[Transcript data for document pages]
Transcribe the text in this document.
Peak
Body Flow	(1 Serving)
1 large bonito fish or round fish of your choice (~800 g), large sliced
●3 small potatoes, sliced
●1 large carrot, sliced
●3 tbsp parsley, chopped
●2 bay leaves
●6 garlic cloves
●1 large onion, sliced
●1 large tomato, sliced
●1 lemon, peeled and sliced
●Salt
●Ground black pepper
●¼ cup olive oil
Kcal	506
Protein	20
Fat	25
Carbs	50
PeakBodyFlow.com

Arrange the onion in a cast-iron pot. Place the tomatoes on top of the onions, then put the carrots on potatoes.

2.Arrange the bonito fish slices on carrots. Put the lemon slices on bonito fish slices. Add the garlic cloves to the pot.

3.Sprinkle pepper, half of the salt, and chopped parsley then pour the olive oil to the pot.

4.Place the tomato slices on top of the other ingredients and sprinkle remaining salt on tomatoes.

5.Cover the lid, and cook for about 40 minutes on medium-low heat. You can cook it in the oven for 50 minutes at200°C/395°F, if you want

* PROBLEM STATEMENT:
Would you write out all the records exactly as they read?

* EXERCISE SOLUTION:
Transcribe the text in this document.
Peak
Body Flow	(1 Serving)
1 large bonito fish or round fish of your choice (~800 g), large sliced
●3 small potatoes, sliced
●1 large carrot, sliced
●3 tbsp parsley, chopped
●2 bay leaves
●6 garlic cloves
●1 large onion, sliced
●1 large tomato, sliced
●1 lemon, peeled and sliced
●Salt
●Ground black pepper
●¼ cup olive oil
Kcal	506
Protein	20
Fat	25
Carbs	50
PeakBodyFlow.com

Arrange the onion in a cast-iron pot. Place the tomatoes on top of the onions, then put the carrots on potatoes.

2.Arrange the bonito fish slices on carrots. Put the lemon slices on bonito fish slices. Add the garlic cloves to the pot.

3.Sprinkle pepper, half of the salt, and chopped parsley then pour the olive oil to the pot.

4.Place the tomato slices on top of the other ingredients and sprinkle remaining salt on tomatoes.

5.Cover the lid, and cook for about 40 minutes on medium-low heat. You can cook it in the oven for 50 minutes at200°C/395°F, if you want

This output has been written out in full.